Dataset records
****************************************
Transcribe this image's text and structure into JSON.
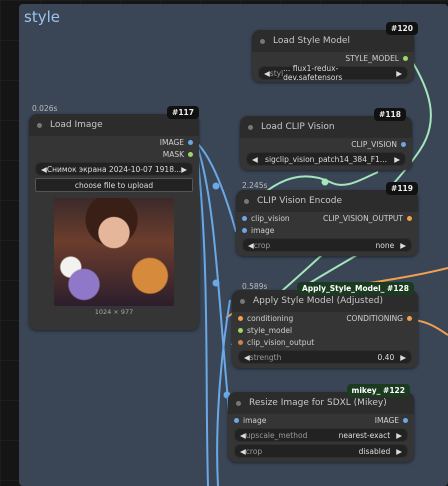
{
  "group": {
    "title": "style"
  },
  "colors": {
    "wire_blue": "#6aa8e6",
    "wire_green": "#a5e6bb",
    "wire_orange": "#f0a050",
    "group_bg": "#3a4656"
  },
  "nodes": {
    "style_model": {
      "badge": "#120",
      "title": "Load Style Model",
      "output": "STYLE_MODEL",
      "widget": {
        "label": "styl",
        "value": "... flux1-redux-dev.safetensors"
      }
    },
    "clip_vision": {
      "badge": "#118",
      "title": "Load CLIP Vision",
      "output": "CLIP_VISION",
      "widget": {
        "value": "sigclip_vision_patch14_384_F1..."
      }
    },
    "load_image": {
      "badge": "#117",
      "time": "0.026s",
      "title": "Load Image",
      "outputs": [
        "IMAGE",
        "MASK"
      ],
      "file": "Снимок экрана 2024-10-07 1918...",
      "upload_button": "choose file to upload",
      "dims": "1024 × 977"
    },
    "clip_encode": {
      "badge": "#119",
      "time": "2.245s",
      "title": "CLIP Vision Encode",
      "inputs": [
        "clip_vision",
        "image"
      ],
      "output": "CLIP_VISION_OUTPUT",
      "widget": {
        "label": "crop",
        "value": "none"
      }
    },
    "apply_style": {
      "badge_name": "Apply_Style_Model_",
      "badge": "#128",
      "time": "0.589s",
      "title": "Apply Style Model (Adjusted)",
      "inputs": [
        "conditioning",
        "style_model",
        "clip_vision_output"
      ],
      "output": "CONDITIONING",
      "widget": {
        "label": "strength",
        "value": "0.40"
      }
    },
    "resize": {
      "badge_name": "mikey_",
      "badge": "#122",
      "title": "Resize Image for SDXL (Mikey)",
      "input": "image",
      "output": "IMAGE",
      "widgets": [
        {
          "label": "upscale_method",
          "value": "nearest-exact"
        },
        {
          "label": "crop",
          "value": "disabled"
        }
      ]
    }
  }
}
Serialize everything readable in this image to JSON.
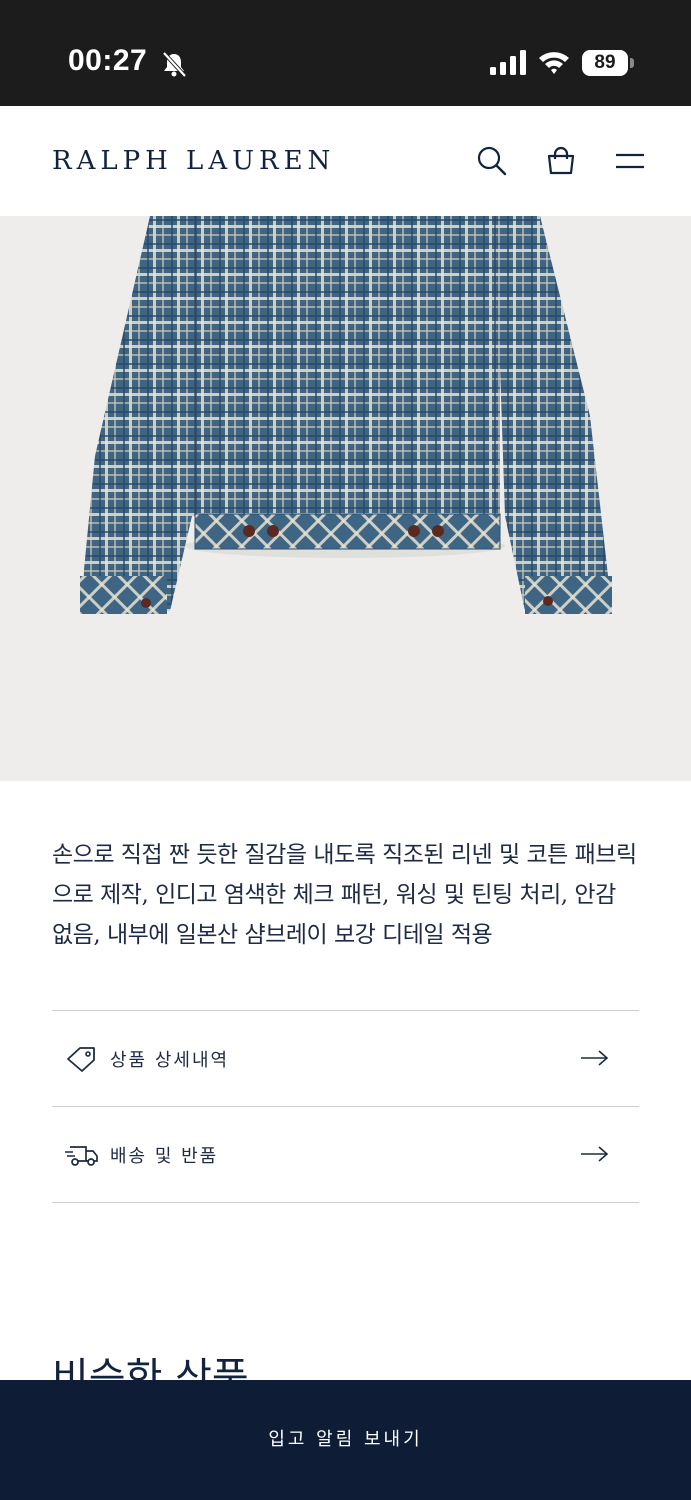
{
  "status_bar": {
    "time": "00:27",
    "battery": "89",
    "icons": [
      "mute-bell-icon",
      "cellular-signal-icon",
      "wifi-icon",
      "battery-icon"
    ]
  },
  "header": {
    "brand": "RALPH LAUREN",
    "icons": [
      "search-icon",
      "shopping-bag-icon",
      "menu-icon"
    ]
  },
  "product": {
    "description": "손으로 직접 짠 듯한 질감을 내도록 직조된 리넨 및 코튼 패브릭으로 제작, 인디고 염색한 체크 패턴, 워싱 및 틴팅 처리, 안감 없음, 내부에 일본산 샴브레이 보강 디테일 적용"
  },
  "accordion": [
    {
      "label": "상품 상세내역",
      "icon": "price-tag-icon"
    },
    {
      "label": "배송 및 반품",
      "icon": "delivery-truck-icon"
    }
  ],
  "similar": {
    "title": "비슷한 상품"
  },
  "bottom_bar": {
    "button_label": "입고 알림 보내기"
  },
  "colors": {
    "navy": "#0e1d35",
    "text": "#1f2a44",
    "image_bg": "#eeedeb",
    "plaid_blue": "#3f6585",
    "plaid_cream": "#e7e1cf"
  }
}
****************************************
_PROBLEM TO WORK ON:_
Copy the listing in full and without alteration, omitting every picture.

_SOLVED EXERCISE:_
Transcribe this image's text and structure into JSON.
{
  "group": {
    "title": "style"
  },
  "colors": {
    "wire_blue": "#6aa8e6",
    "wire_green": "#a5e6bb",
    "wire_orange": "#f0a050",
    "group_bg": "#3a4656"
  },
  "nodes": {
    "style_model": {
      "badge": "#120",
      "title": "Load Style Model",
      "output": "STYLE_MODEL",
      "widget": {
        "label": "styl",
        "value": "... flux1-redux-dev.safetensors"
      }
    },
    "clip_vision": {
      "badge": "#118",
      "title": "Load CLIP Vision",
      "output": "CLIP_VISION",
      "widget": {
        "value": "sigclip_vision_patch14_384_F1..."
      }
    },
    "load_image": {
      "badge": "#117",
      "time": "0.026s",
      "title": "Load Image",
      "outputs": [
        "IMAGE",
        "MASK"
      ],
      "file": "Снимок экрана 2024-10-07 1918...",
      "upload_button": "choose file to upload",
      "dims": "1024 × 977"
    },
    "clip_encode": {
      "badge": "#119",
      "time": "2.245s",
      "title": "CLIP Vision Encode",
      "inputs": [
        "clip_vision",
        "image"
      ],
      "output": "CLIP_VISION_OUTPUT",
      "widget": {
        "label": "crop",
        "value": "none"
      }
    },
    "apply_style": {
      "badge_name": "Apply_Style_Model_",
      "badge": "#128",
      "time": "0.589s",
      "title": "Apply Style Model (Adjusted)",
      "inputs": [
        "conditioning",
        "style_model",
        "clip_vision_output"
      ],
      "output": "CONDITIONING",
      "widget": {
        "label": "strength",
        "value": "0.40"
      }
    },
    "resize": {
      "badge_name": "mikey_",
      "badge": "#122",
      "title": "Resize Image for SDXL (Mikey)",
      "input": "image",
      "output": "IMAGE",
      "widgets": [
        {
          "label": "upscale_method",
          "value": "nearest-exact"
        },
        {
          "label": "crop",
          "value": "disabled"
        }
      ]
    }
  }
}
Serialize everything readable in this image to JSON.
{
  "status_bar": {
    "time": "00:27",
    "battery": "89",
    "icons": [
      "mute-bell-icon",
      "cellular-signal-icon",
      "wifi-icon",
      "battery-icon"
    ]
  },
  "header": {
    "brand": "RALPH LAUREN",
    "icons": [
      "search-icon",
      "shopping-bag-icon",
      "menu-icon"
    ]
  },
  "product": {
    "description": "손으로 직접 짠 듯한 질감을 내도록 직조된 리넨 및 코튼 패브릭으로 제작, 인디고 염색한 체크 패턴, 워싱 및 틴팅 처리, 안감 없음, 내부에 일본산 샴브레이 보강 디테일 적용"
  },
  "accordion": [
    {
      "label": "상품 상세내역",
      "icon": "price-tag-icon"
    },
    {
      "label": "배송 및 반품",
      "icon": "delivery-truck-icon"
    }
  ],
  "similar": {
    "title": "비슷한 상품"
  },
  "bottom_bar": {
    "button_label": "입고 알림 보내기"
  },
  "colors": {
    "navy": "#0e1d35",
    "text": "#1f2a44",
    "image_bg": "#eeedeb",
    "plaid_blue": "#3f6585",
    "plaid_cream": "#e7e1cf"
  }
}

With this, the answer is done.